Das resize Problem konnte ich jetzt lösen, ABER jetzt hab ich ein anderes Problem. Und zwar kann ich alle andere Aktionen des Programms( zum Beispiel das Einblenden eins Infofensters) erst ausführen, nachdem ich ein Bild geladen habe. Vorher bekomm ich eine NullPointerException. Wieso ist das so?????:L


----------



## Michael... (27. Mai 2011)

elochai hat gesagt.:


> Vorher bekomm ich eine NullPointerException. Wieso ist das so?????:L


Weil eine Variable nicht initialisiert ist bzw. auf kein Objekt referenziert.
In der Fehlermeldung steht übrigens die Zeilennummer, in der die NPE auftritt. Mindestens eines der in dieser Zeile verwendeten Objekt "ist" dann null.


----------



## elochai (27. Mai 2011)

ok. Das funktioniert jetzt. Ich habe jetzt noch ein letztes Problem. Wäre super wenn ihr mir da helfen könntet. Ich will dafür nicht extra n neues Thema aufmachen 
Und zwar hab ich diverse Buttons und ein Textfeld. In dem Textfeld soll erscheinen, was welcher von den Buttons aktiv ist. Soweit kein Problem. Aber wie bekomm ich das aus dem Textfeld wieder raus, wenn ich die Buttons wieder deaktiviere?`Wahrscheinlich muss die actionListener überprüfen ob getState() von den Buttons true ist. Aber wie kann ich von der Controller aus einen Wert in meiner View überprüfen?

Einträge aus einem Datensatz
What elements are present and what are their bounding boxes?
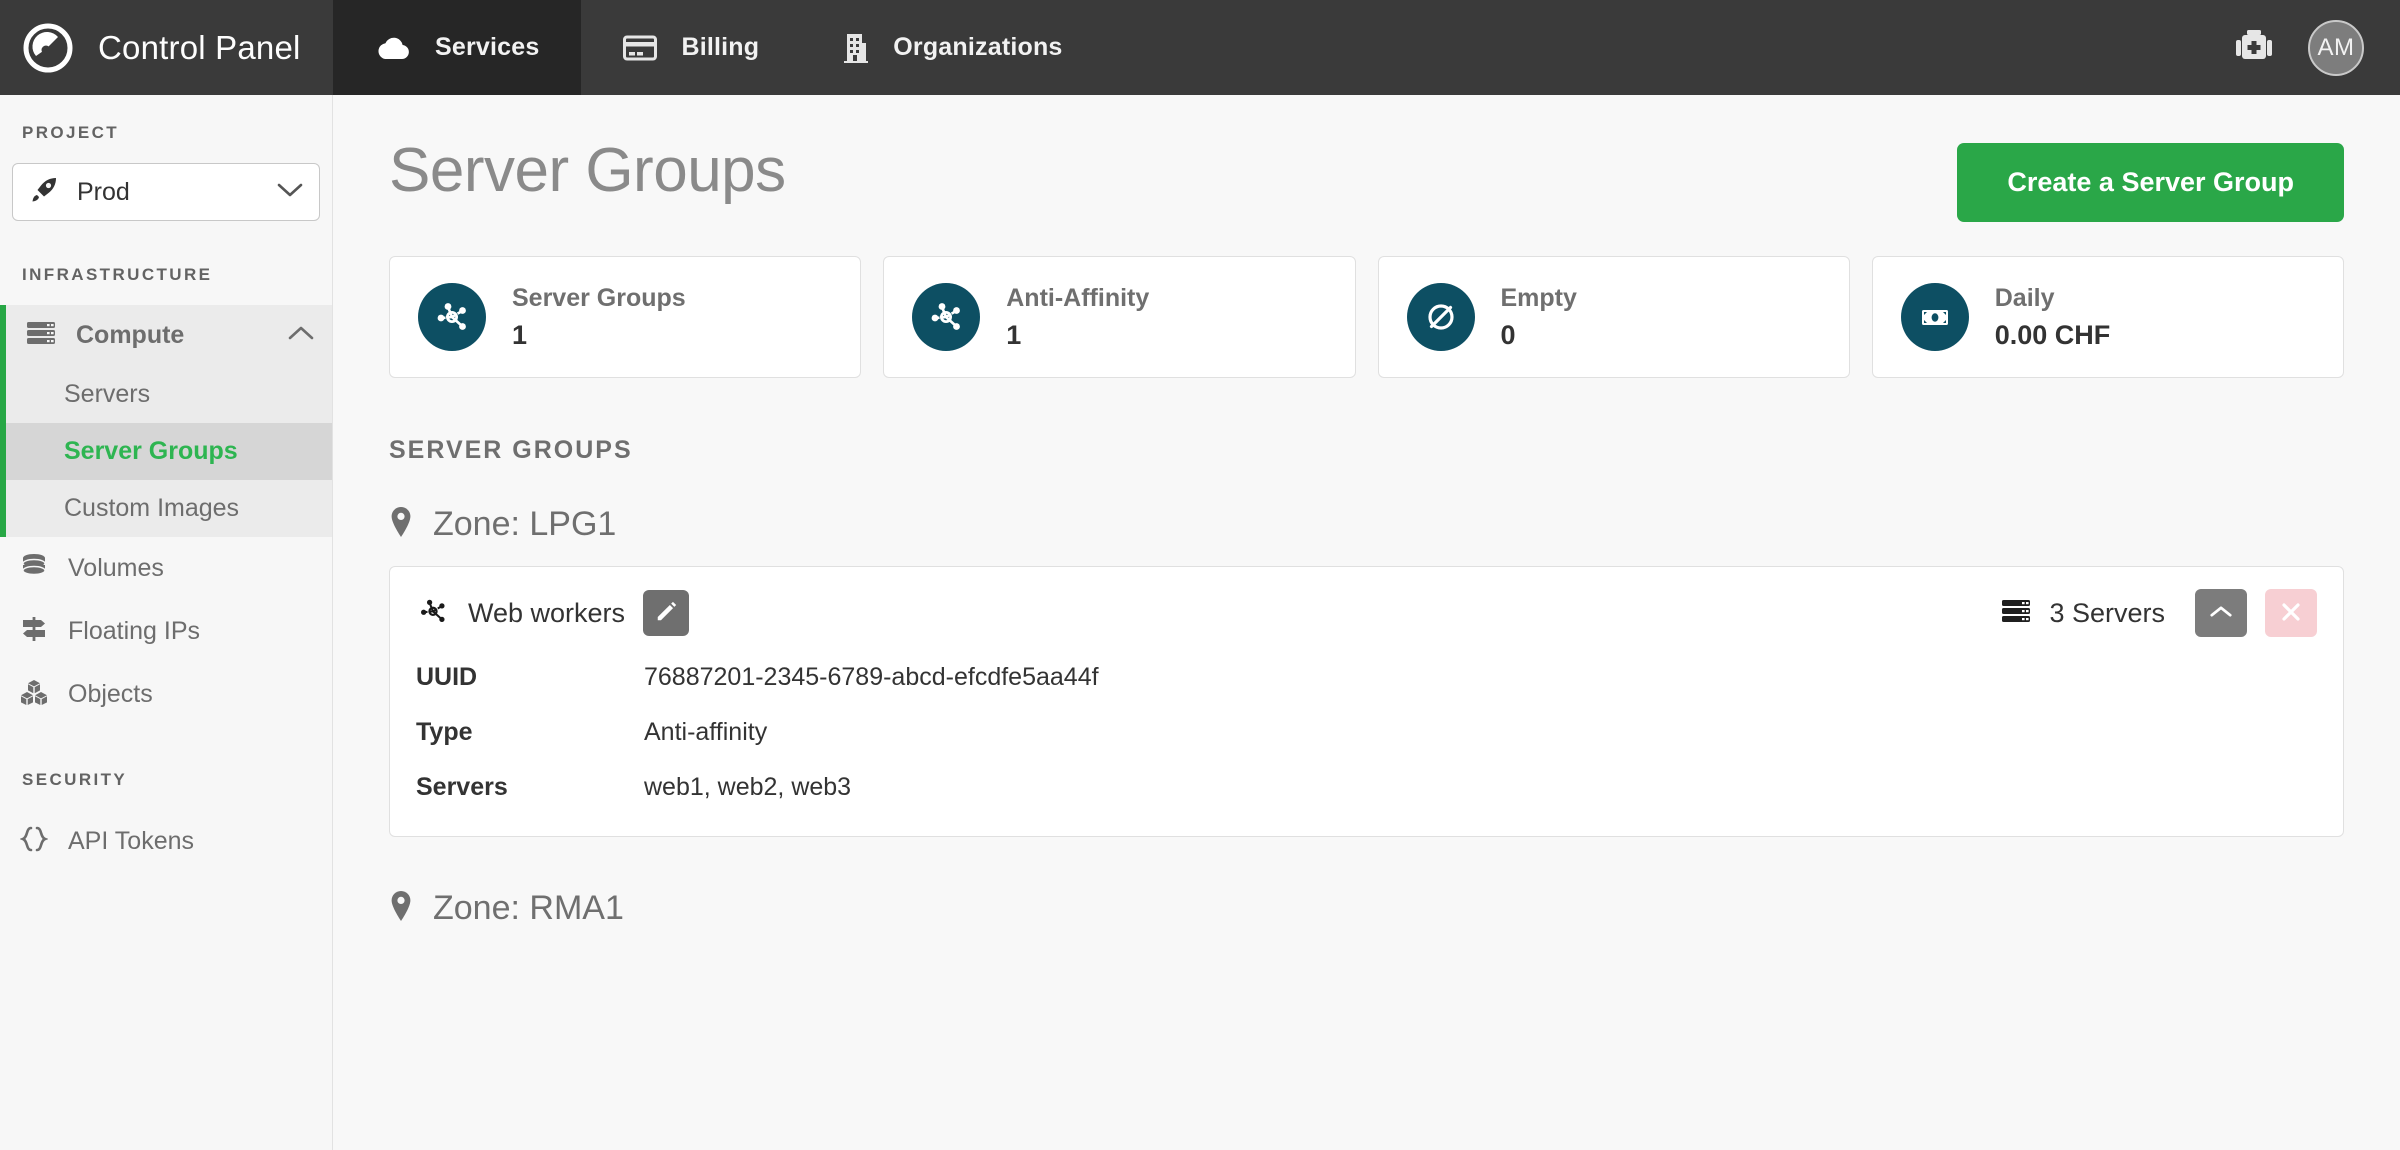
sidebar-section-security: SECURITY [22,770,128,789]
stat-value: 0 [1500,319,1516,350]
sidebar-item-server-groups[interactable]: Server Groups [6,423,332,480]
sidebar-item-volumes[interactable]: Volumes [0,537,332,600]
tab-organizations-label: Organizations [893,33,1063,61]
sidebar-section-infrastructure: INFRASTRUCTURE [22,265,213,284]
stat-label: Anti-Affinity [1006,283,1150,312]
server-group-card-header: Web workers 3 Servers [416,589,2317,637]
building-icon [843,33,869,63]
stat-label: Server Groups [512,283,686,312]
section-title-server-groups: SERVER GROUPS [389,436,633,464]
app-root: Control Panel Services Billing Organizat… [0,0,2400,1150]
field-key: UUID [416,663,478,691]
brand-area[interactable]: Control Panel [0,0,333,95]
stat-card-empty: Empty 0 [1377,256,1850,378]
server-count-label: 3 Servers [2049,597,2165,628]
sidebar-item-api-tokens-label: API Tokens [68,827,195,855]
cloud-icon [375,35,411,61]
server-group-card-actions: 3 Servers [2001,589,2317,637]
field-key: Servers [416,773,508,801]
sidebar-group-compute: Compute Servers Server Groups Custom Ima… [0,305,332,537]
zone-name: Zone: RMA1 [433,889,624,927]
code-braces-icon [19,826,49,857]
empty-slash-icon [1406,283,1475,351]
top-right-actions: AM [2234,0,2400,95]
edit-server-group-button[interactable] [643,590,690,636]
zone-name: Zone: LPG1 [433,505,617,543]
credit-card-icon [623,35,658,61]
stat-card-server-groups: Server Groups 1 [389,256,862,378]
sidebar-item-custom-images[interactable]: Custom Images [6,480,332,537]
server-group-card: Web workers 3 Servers UUID 76887201-2345… [389,566,2344,837]
chevron-down-icon [277,182,303,203]
pencil-icon [655,601,677,626]
sidebar-item-objects-label: Objects [68,680,153,708]
tab-billing-label: Billing [681,33,760,61]
tab-billing[interactable]: Billing [581,0,801,95]
collapse-server-group-button[interactable] [2195,589,2247,637]
banknote-icon [1900,283,1969,351]
stat-card-daily: Daily 0.00 CHF [1871,256,2344,378]
page-title: Server Groups [389,136,786,205]
stat-cards: Server Groups 1 Anti-Affinity 1 Empty 0 … [389,256,2344,378]
field-row-servers: Servers web1, web2, web3 [416,773,2317,802]
chevron-up-icon [288,325,314,346]
server-group-name: Web workers [468,597,626,628]
tab-services-label: Services [435,33,540,61]
sidebar-item-api-tokens[interactable]: API Tokens [0,810,332,873]
network-nodes-icon [416,595,450,631]
chevron-up-icon [2209,604,2233,622]
avatar[interactable]: AM [2308,19,2364,76]
field-value: web1, web2, web3 [644,773,852,801]
stat-label: Daily [1994,283,2055,312]
delete-server-group-button[interactable] [2265,589,2317,637]
page-header: Server Groups Create a Server Group [389,135,2344,222]
sidebar-item-floating-ips[interactable]: Floating IPs [0,600,332,663]
project-name: Prod [77,177,130,206]
stat-label: Empty [1500,283,1577,312]
zone-heading-lpg1: Zone: LPG1 [389,505,2344,544]
field-value: 76887201-2345-6789-abcd-efcdfe5aa44f [644,663,1099,691]
tab-services[interactable]: Services [333,0,582,95]
tab-organizations[interactable]: Organizations [801,0,1104,95]
project-selector[interactable]: Prod [12,163,320,221]
server-rack-icon [2001,599,2031,628]
sidebar-item-objects[interactable]: Objects [0,663,332,726]
stat-card-anti-affinity: Anti-Affinity 1 [883,256,1356,378]
map-pin-icon [389,506,413,543]
main-content: Server Groups Create a Server Group Serv… [333,95,2400,1150]
gauge-logo-icon [22,22,74,74]
rocket-icon [29,175,59,210]
first-aid-kit-icon[interactable] [2234,29,2274,66]
nav-tabs: Services Billing Organizations [333,0,1105,95]
cubes-icon [20,679,48,710]
sidebar-item-compute[interactable]: Compute [6,305,332,366]
zone-heading-rma1: Zone: RMA1 [389,889,2344,928]
network-nodes-icon [912,283,981,351]
field-key: Type [416,718,473,746]
page-body: PROJECT Prod INFRASTRUCTURE Compute Serv… [0,95,2400,1150]
brand-title: Control Panel [98,28,301,66]
create-server-group-button[interactable]: Create a Server Group [1957,143,2344,222]
sidebar-item-volumes-label: Volumes [68,554,164,582]
sidebar-item-compute-label: Compute [76,321,185,349]
stat-value: 1 [512,319,528,350]
field-row-type: Type Anti-affinity [416,718,2317,747]
stat-value: 1 [1006,319,1022,350]
network-nodes-icon [418,283,486,351]
sidebar-section-project: PROJECT [22,123,120,142]
map-pin-icon [389,890,413,927]
sidebar-item-servers[interactable]: Servers [6,366,332,423]
signpost-icon [20,616,48,647]
stat-value: 0.00 CHF [1994,319,2111,350]
field-row-uuid: UUID 76887201-2345-6789-abcd-efcdfe5aa44… [416,663,2317,692]
sidebar-item-floating-ips-label: Floating IPs [68,617,201,645]
sidebar: PROJECT Prod INFRASTRUCTURE Compute Serv… [0,95,333,1150]
close-x-icon [2280,601,2302,626]
top-navigation-bar: Control Panel Services Billing Organizat… [0,0,2400,95]
server-rack-icon [26,321,56,350]
field-value: Anti-affinity [644,718,768,746]
database-icon [20,553,48,584]
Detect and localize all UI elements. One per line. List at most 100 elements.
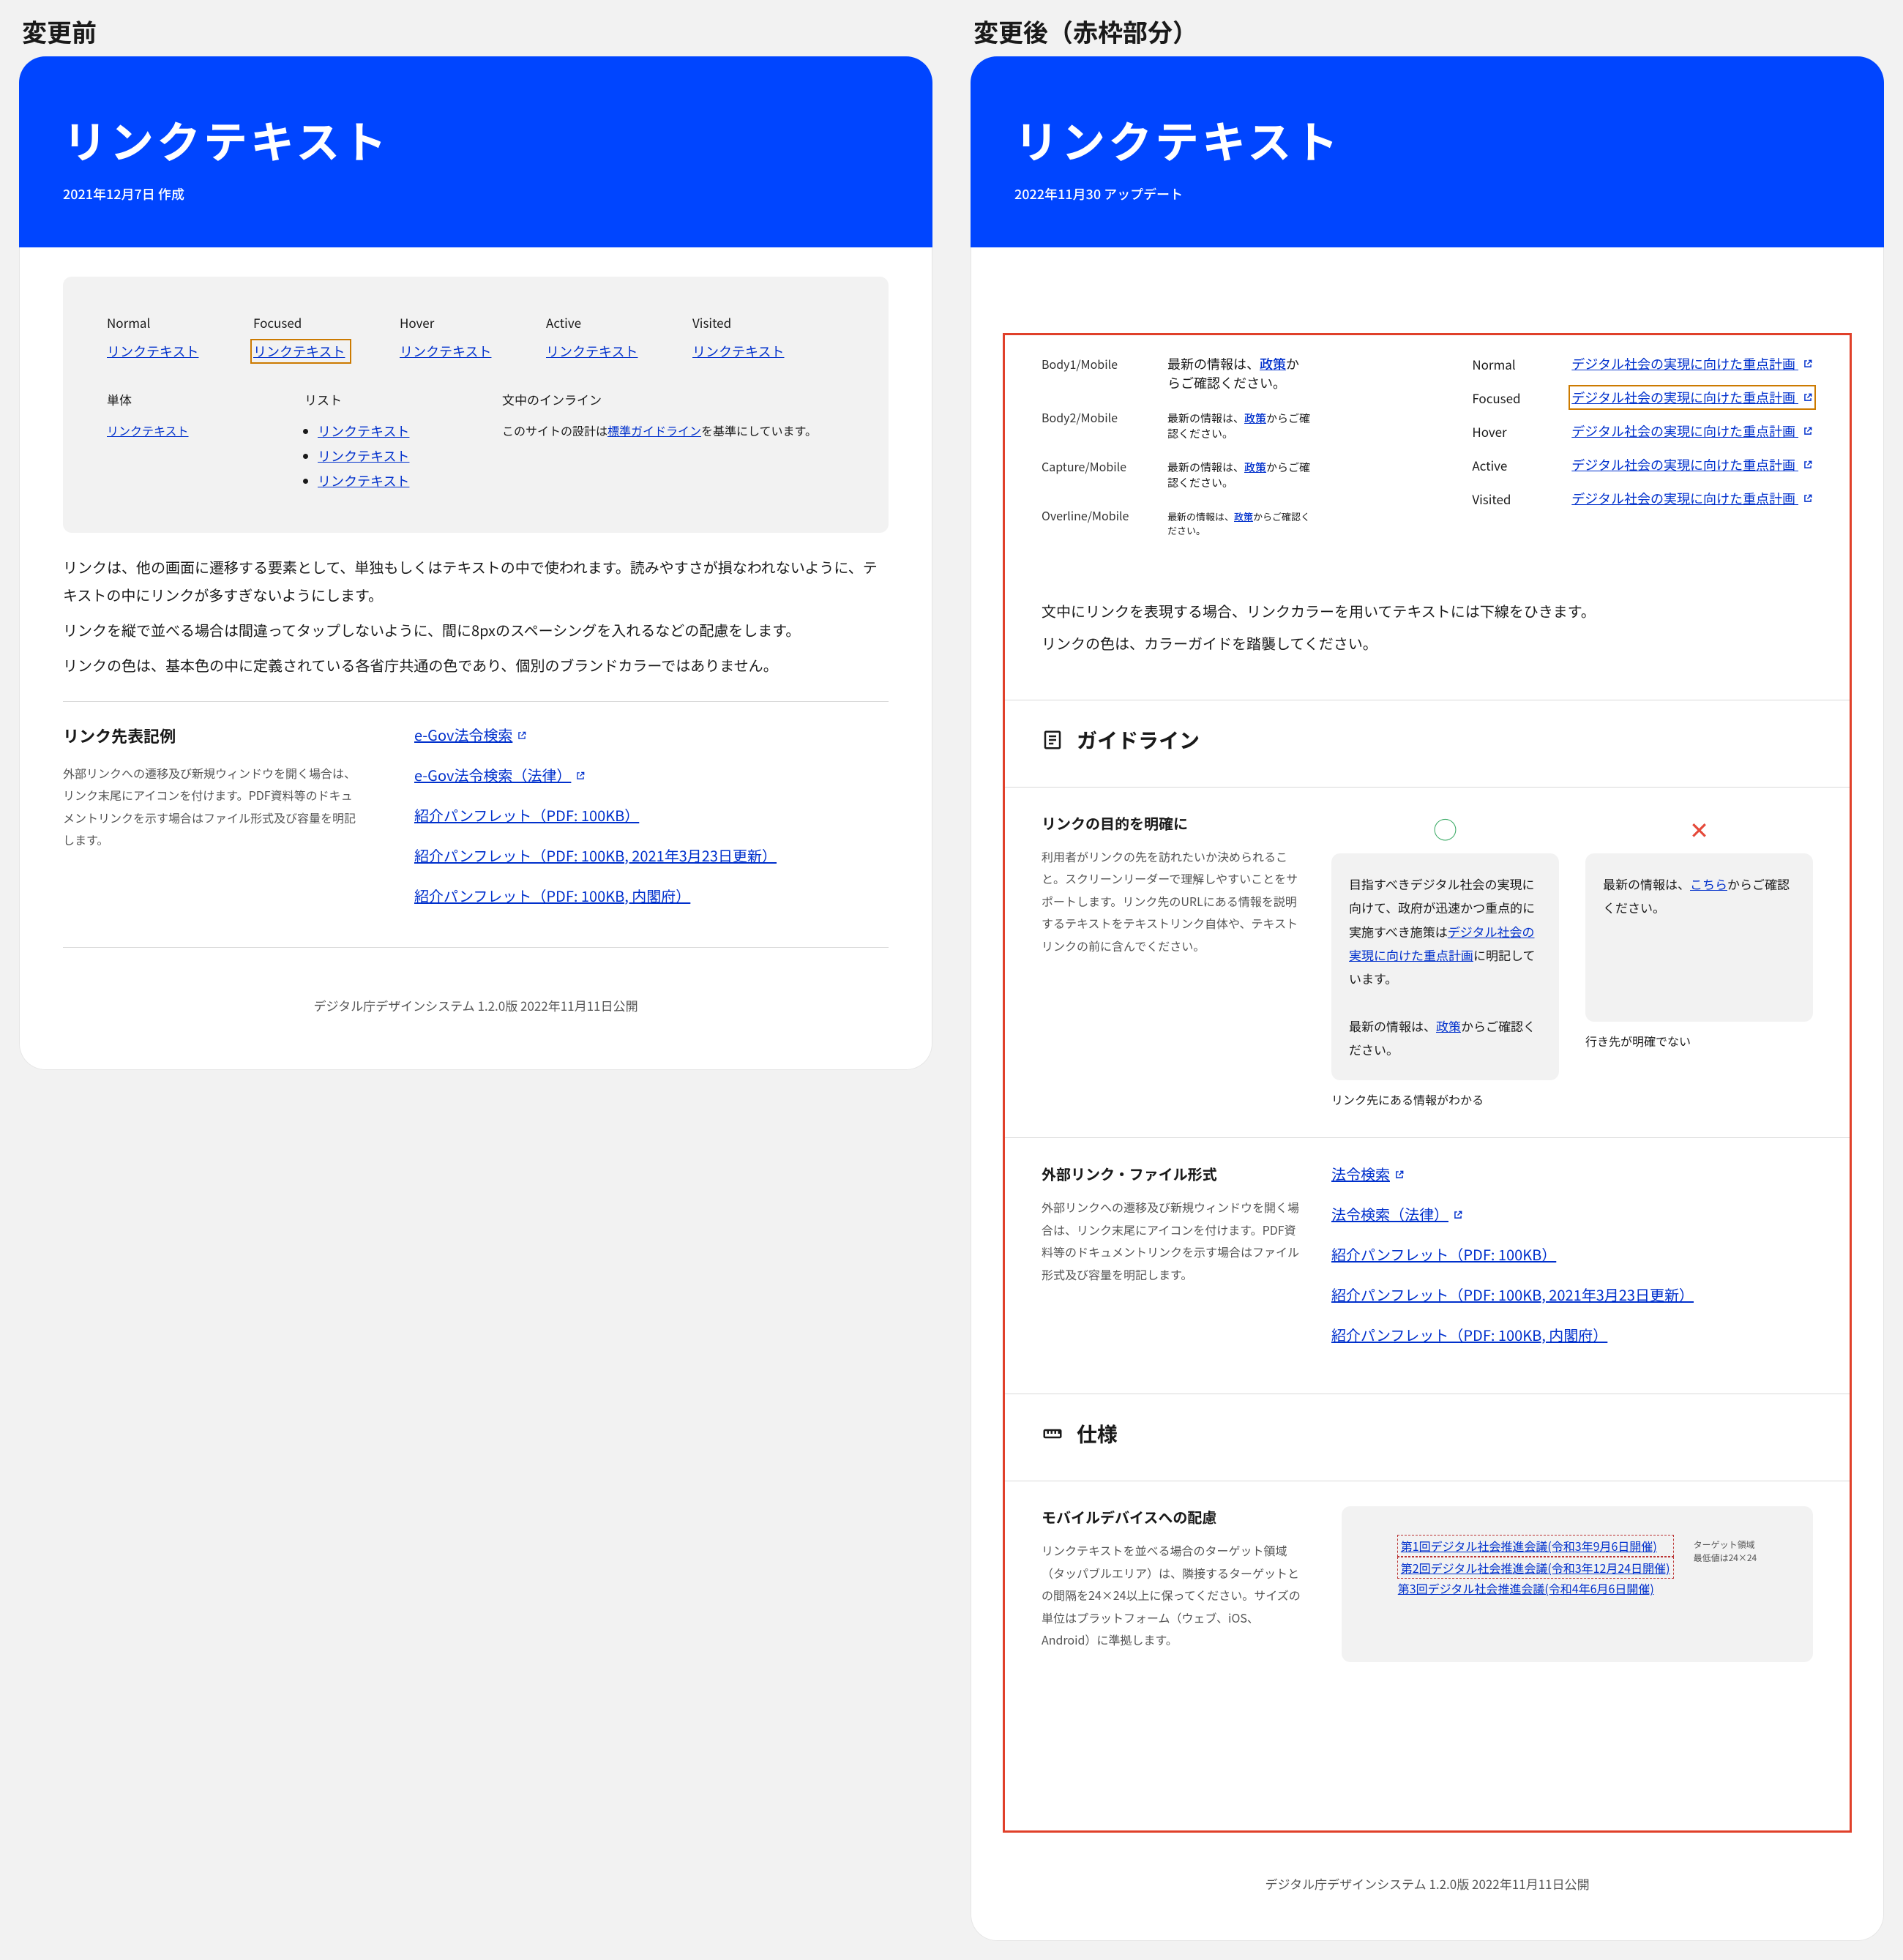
ls-k2: Hover <box>1472 422 1545 441</box>
ls-link-1[interactable]: デジタル社会の実現に向けた重点計画 <box>1571 388 1813 407</box>
example-bad-box: 最新の情報は、こちらからご確認ください。 <box>1585 853 1813 1022</box>
ext-link-r-4[interactable]: 紹介パンフレット（PDF: 100KB, 内閣府） <box>1331 1324 1813 1345</box>
good-caption: リンク先にある情報がわかる <box>1331 1091 1559 1108</box>
ext-link-2[interactable]: 紹介パンフレット（PDF: 100KB） <box>414 804 889 826</box>
col-inline-label: 文中のインライン <box>502 390 845 408</box>
col-list-label: リスト <box>304 390 429 408</box>
card-before: リンクテキスト 2021年12月7日 作成 Normalリンクテキスト Focu… <box>19 56 932 1070</box>
ext-link-r-1[interactable]: 法令検索（法律） <box>1331 1203 1813 1224</box>
external-link-icon <box>1394 1170 1405 1180</box>
inline-link[interactable]: 標準ガイドライン <box>607 422 701 439</box>
single-link[interactable]: リンクテキスト <box>107 422 189 439</box>
ls-link-4[interactable]: デジタル社会の実現に向けた重点計画 <box>1571 489 1813 508</box>
bad-mark: ✕ <box>1585 812 1813 846</box>
mobile-heading: モバイルデバイスへの配慮 <box>1042 1506 1305 1527</box>
external-link-icon <box>1803 392 1813 403</box>
bad-caption: 行き先が明確でない <box>1585 1032 1813 1050</box>
footer-left: デジタル庁デザインシステム 1.2.0版 2022年11月11日公開 <box>63 970 889 1041</box>
card-after: リンクテキスト 2022年11月30 アップデート Body1/Mobile最新… <box>971 56 1884 1941</box>
ext-desc: 外部リンクへの遷移及び新規ウィンドウを開く場合は、リンク末尾にアイコンを付けます… <box>63 762 363 851</box>
bodysize-link-1[interactable]: 政策 <box>1244 411 1266 426</box>
state-visited-label: Visited <box>692 313 788 332</box>
guideline-heading: ガイドライン <box>1042 725 1813 755</box>
sample-link-focused[interactable]: リンクテキスト <box>253 342 348 361</box>
divider-1 <box>63 701 889 702</box>
spec-heading: 仕様 <box>1042 1419 1813 1448</box>
ls-k1: Focused <box>1472 389 1545 407</box>
ls-k4: Visited <box>1472 490 1545 508</box>
page-title: リンクテキスト <box>63 108 889 171</box>
list-link-2[interactable]: リンクテキスト <box>318 446 409 465</box>
document-icon <box>1042 729 1063 751</box>
external-link-icon <box>1803 426 1813 436</box>
good-link-2[interactable]: 政策 <box>1436 1017 1461 1035</box>
ext-link-r-3[interactable]: 紹介パンフレット（PDF: 100KB, 2021年3月23日更新） <box>1331 1284 1813 1305</box>
bodysize-link-3[interactable]: 政策 <box>1234 509 1253 523</box>
ext-link-r-0[interactable]: 法令検索 <box>1331 1163 1813 1184</box>
inline-prefix: このサイトの設計は <box>502 422 607 439</box>
external-link-icon <box>517 730 527 741</box>
mobile-link-0[interactable]: 第1回デジタル社会推進会議(令和3年9月6日開催) <box>1401 1537 1657 1555</box>
date-after: 2022年11月30 アップデート <box>1014 184 1840 203</box>
ext-link-1[interactable]: e-Gov法令検索（法律） <box>414 764 889 785</box>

Aufgabenstellung
1. Schreibe den Ausgangstext ab, beginnend bei „## Michael... (27.“ und endend bei „kein Objekt referenziert.“, und benenne darin „Variable“ in „Referenz“ um.
2. Übersetze diesen Satz aus dem Ausgangstext ins Englische: „In der Fehlermeldung steht übrigens die Zeilennummer, in der die NPE auftritt.“
Die Einträge stehen in keinem Zusammenhang mit dem Ausgangstext.

Ergebnisse
1.
## Michael... (27. Mai 2011)

elochai hat gesagt.:


> Vorher bekomm ich eine NullPointerException. Wieso ist das so?????:L


Weil eine Referenz nicht initialisiert ist bzw. auf kein Objekt referenziert.

2. By the way, the error message states the line number in which the NPE occurs.